What number of lines contain the word "color"? Reply with the number and nothing else.

Stored items from a collection
══════════════════════════════

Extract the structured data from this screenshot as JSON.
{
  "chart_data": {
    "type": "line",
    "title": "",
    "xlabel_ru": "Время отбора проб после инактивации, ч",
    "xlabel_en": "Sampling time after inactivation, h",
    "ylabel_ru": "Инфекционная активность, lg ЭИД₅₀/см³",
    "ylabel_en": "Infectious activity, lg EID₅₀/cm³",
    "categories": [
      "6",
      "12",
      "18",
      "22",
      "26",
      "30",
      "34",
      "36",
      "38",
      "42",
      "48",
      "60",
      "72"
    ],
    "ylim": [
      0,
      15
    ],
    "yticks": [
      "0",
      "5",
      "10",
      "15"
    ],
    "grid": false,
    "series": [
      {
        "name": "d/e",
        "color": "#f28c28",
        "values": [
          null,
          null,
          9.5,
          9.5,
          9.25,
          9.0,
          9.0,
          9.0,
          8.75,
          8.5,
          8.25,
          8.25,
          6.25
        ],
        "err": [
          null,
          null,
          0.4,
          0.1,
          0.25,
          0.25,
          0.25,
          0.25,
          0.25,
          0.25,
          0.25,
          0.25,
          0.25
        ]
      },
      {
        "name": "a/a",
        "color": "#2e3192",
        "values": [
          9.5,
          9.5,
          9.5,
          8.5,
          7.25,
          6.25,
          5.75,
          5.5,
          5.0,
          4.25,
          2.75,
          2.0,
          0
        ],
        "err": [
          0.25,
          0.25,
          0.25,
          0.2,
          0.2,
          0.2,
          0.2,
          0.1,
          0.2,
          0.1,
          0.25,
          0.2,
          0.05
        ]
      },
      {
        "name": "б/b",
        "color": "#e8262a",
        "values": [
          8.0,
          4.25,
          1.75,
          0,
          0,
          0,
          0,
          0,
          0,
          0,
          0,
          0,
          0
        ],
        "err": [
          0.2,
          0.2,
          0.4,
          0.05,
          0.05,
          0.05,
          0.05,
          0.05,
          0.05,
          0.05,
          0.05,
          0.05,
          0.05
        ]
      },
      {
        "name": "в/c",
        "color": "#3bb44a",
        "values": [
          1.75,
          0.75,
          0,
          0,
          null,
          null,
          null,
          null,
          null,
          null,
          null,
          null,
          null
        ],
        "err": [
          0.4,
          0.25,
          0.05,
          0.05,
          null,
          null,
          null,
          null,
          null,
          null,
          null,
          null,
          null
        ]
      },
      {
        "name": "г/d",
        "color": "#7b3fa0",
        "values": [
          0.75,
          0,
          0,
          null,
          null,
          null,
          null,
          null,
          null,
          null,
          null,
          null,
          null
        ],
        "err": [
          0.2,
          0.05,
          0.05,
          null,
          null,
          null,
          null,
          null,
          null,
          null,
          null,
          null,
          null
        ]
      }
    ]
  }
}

══════════════════════════════

Full solution =
5